A run of records

>> Begin

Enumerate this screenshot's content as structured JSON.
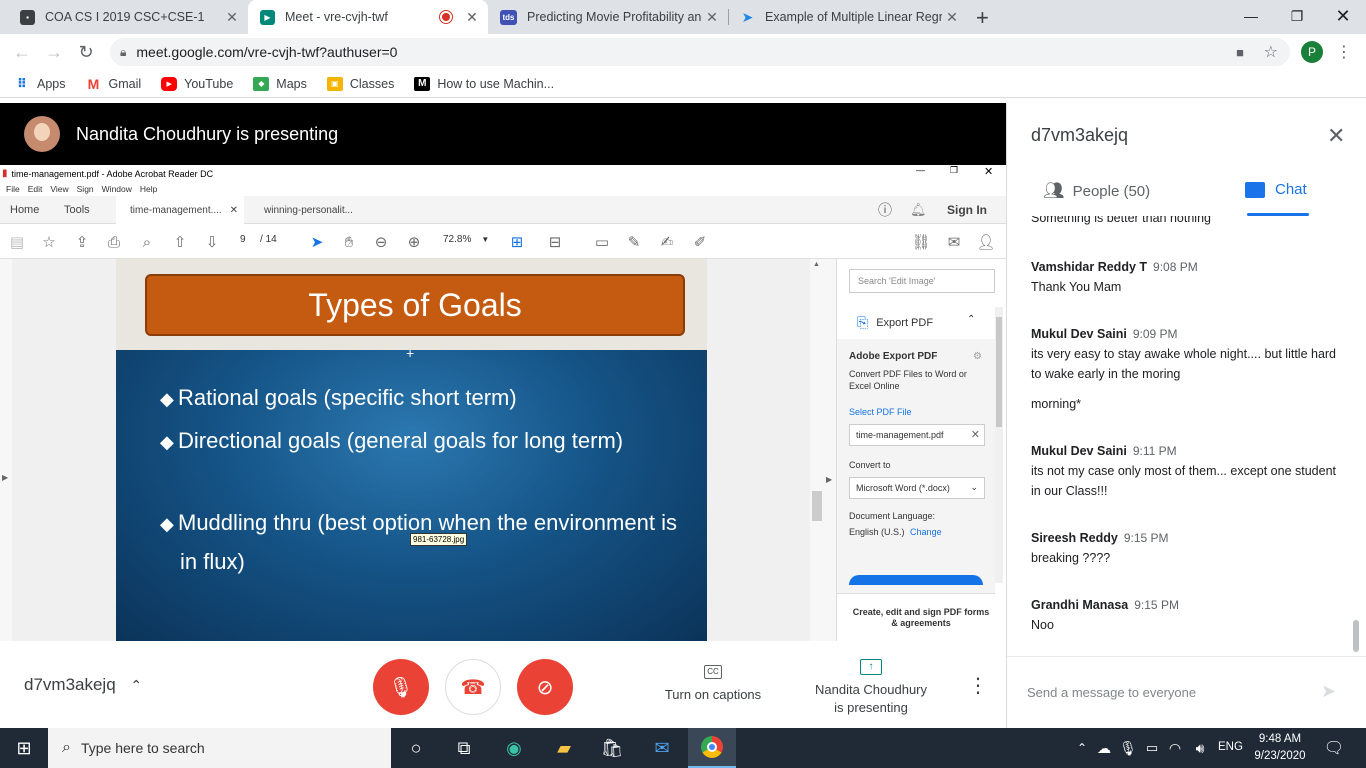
{
  "browser": {
    "tabs": [
      {
        "title": "COA CS I 2019 CSC+CSE-1",
        "color": "#202124"
      },
      {
        "title": "Meet - vre-cvjh-twf",
        "color": "#00897b"
      },
      {
        "title": "Predicting Movie Profitability and",
        "color": "#3f51b5"
      },
      {
        "title": "Example of Multiple Linear Regre",
        "color": "#1e88e5"
      }
    ],
    "tab_favicon_text": "tds",
    "new_tab": "+",
    "url": "meet.google.com/vre-cvjh-twf?authuser=0",
    "profile_initial": "P",
    "bookmarks": [
      "Apps",
      "Gmail",
      "YouTube",
      "Maps",
      "Classes",
      "How to use Machin..."
    ]
  },
  "meet": {
    "presenter_banner": "Nandita Choudhury is presenting",
    "meeting_code": "d7vm3akejq",
    "captions_label": "Turn on captions",
    "presenting_label_line1": "Nandita Choudhury",
    "presenting_label_line2": "is presenting",
    "panel_title": "d7vm3akejq",
    "people_tab": "People (50)",
    "chat_tab": "Chat",
    "partial_top_message": "Something is better than nothing",
    "messages": [
      {
        "sender": "Vamshidar Reddy T",
        "time": "9:08 PM",
        "lines": [
          "Thank You Mam"
        ]
      },
      {
        "sender": "Mukul Dev Saini",
        "time": "9:09 PM",
        "lines": [
          "its very easy to stay awake whole night.... but little hard to wake early in the moring",
          "morning*"
        ]
      },
      {
        "sender": "Mukul Dev Saini",
        "time": "9:11 PM",
        "lines": [
          "its not my case only most of them... except one student in our Class!!!"
        ]
      },
      {
        "sender": "Sireesh Reddy",
        "time": "9:15 PM",
        "lines": [
          "breaking ????"
        ]
      },
      {
        "sender": "Grandhi Manasa",
        "time": "9:15 PM",
        "lines": [
          "Noo"
        ]
      }
    ],
    "chat_placeholder": "Send a message to everyone"
  },
  "acrobat": {
    "window_title": "time-management.pdf - Adobe Acrobat Reader DC",
    "menu": [
      "File",
      "Edit",
      "View",
      "Sign",
      "Window",
      "Help"
    ],
    "tabs": [
      "Home",
      "Tools",
      "time-management....",
      "winning-personalit..."
    ],
    "sign_in": "Sign In",
    "page_current": "9",
    "page_total": "/ 14",
    "zoom": "72.8%",
    "slide": {
      "title": "Types of Goals",
      "bullets": [
        "Rational goals (specific short term)",
        "Directional goals (general goals for long term)",
        "Muddling thru (best option when the environment is in flux)"
      ],
      "tooltip": "981-63728.jpg"
    },
    "right_panel": {
      "search_placeholder": "Search 'Edit Image'",
      "export_pdf": "Export PDF",
      "heading": "Adobe Export PDF",
      "desc": "Convert PDF Files to Word or Excel Online",
      "select_file": "Select PDF File",
      "file_name": "time-management.pdf",
      "convert_to": "Convert to",
      "format": "Microsoft Word (*.docx)",
      "doc_lang_label": "Document Language:",
      "doc_lang": "English (U.S.)",
      "change": "Change",
      "footer": "Create, edit and sign PDF forms & agreements"
    }
  },
  "taskbar": {
    "search_placeholder": "Type here to search",
    "language": "ENG",
    "time": "9:48 AM",
    "date": "9/23/2020"
  },
  "colors": {
    "meet_red": "#ea4335",
    "google_blue": "#1a73e8",
    "slide_title_bg": "#c55a11"
  }
}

>> End

Exercise requirements:
Write out the listing word for word, omitting the pictures it holds.

Correct response:
Enumerate this screenshot's content as structured JSON.
{
  "browser": {
    "tabs": [
      {
        "title": "COA CS I 2019 CSC+CSE-1",
        "color": "#202124"
      },
      {
        "title": "Meet - vre-cvjh-twf",
        "color": "#00897b"
      },
      {
        "title": "Predicting Movie Profitability and",
        "color": "#3f51b5"
      },
      {
        "title": "Example of Multiple Linear Regre",
        "color": "#1e88e5"
      }
    ],
    "tab_favicon_text": "tds",
    "new_tab": "+",
    "url": "meet.google.com/vre-cvjh-twf?authuser=0",
    "profile_initial": "P",
    "bookmarks": [
      "Apps",
      "Gmail",
      "YouTube",
      "Maps",
      "Classes",
      "How to use Machin..."
    ]
  },
  "meet": {
    "presenter_banner": "Nandita Choudhury is presenting",
    "meeting_code": "d7vm3akejq",
    "captions_label": "Turn on captions",
    "presenting_label_line1": "Nandita Choudhury",
    "presenting_label_line2": "is presenting",
    "panel_title": "d7vm3akejq",
    "people_tab": "People (50)",
    "chat_tab": "Chat",
    "partial_top_message": "Something is better than nothing",
    "messages": [
      {
        "sender": "Vamshidar Reddy T",
        "time": "9:08 PM",
        "lines": [
          "Thank You Mam"
        ]
      },
      {
        "sender": "Mukul Dev Saini",
        "time": "9:09 PM",
        "lines": [
          "its very easy to stay awake whole night.... but little hard to wake early in the moring",
          "morning*"
        ]
      },
      {
        "sender": "Mukul Dev Saini",
        "time": "9:11 PM",
        "lines": [
          "its not my case only most of them... except one student in our Class!!!"
        ]
      },
      {
        "sender": "Sireesh Reddy",
        "time": "9:15 PM",
        "lines": [
          "breaking ????"
        ]
      },
      {
        "sender": "Grandhi Manasa",
        "time": "9:15 PM",
        "lines": [
          "Noo"
        ]
      }
    ],
    "chat_placeholder": "Send a message to everyone"
  },
  "acrobat": {
    "window_title": "time-management.pdf - Adobe Acrobat Reader DC",
    "menu": [
      "File",
      "Edit",
      "View",
      "Sign",
      "Window",
      "Help"
    ],
    "tabs": [
      "Home",
      "Tools",
      "time-management....",
      "winning-personalit..."
    ],
    "sign_in": "Sign In",
    "page_current": "9",
    "page_total": "/ 14",
    "zoom": "72.8%",
    "slide": {
      "title": "Types of Goals",
      "bullets": [
        "Rational goals (specific short term)",
        "Directional goals (general goals for long term)",
        "Muddling thru (best option when the environment is in flux)"
      ],
      "tooltip": "981-63728.jpg"
    },
    "right_panel": {
      "search_placeholder": "Search 'Edit Image'",
      "export_pdf": "Export PDF",
      "heading": "Adobe Export PDF",
      "desc": "Convert PDF Files to Word or Excel Online",
      "select_file": "Select PDF File",
      "file_name": "time-management.pdf",
      "convert_to": "Convert to",
      "format": "Microsoft Word (*.docx)",
      "doc_lang_label": "Document Language:",
      "doc_lang": "English (U.S.)",
      "change": "Change",
      "footer": "Create, edit and sign PDF forms & agreements"
    }
  },
  "taskbar": {
    "search_placeholder": "Type here to search",
    "language": "ENG",
    "time": "9:48 AM",
    "date": "9/23/2020"
  },
  "colors": {
    "meet_red": "#ea4335",
    "google_blue": "#1a73e8",
    "slide_title_bg": "#c55a11"
  }
}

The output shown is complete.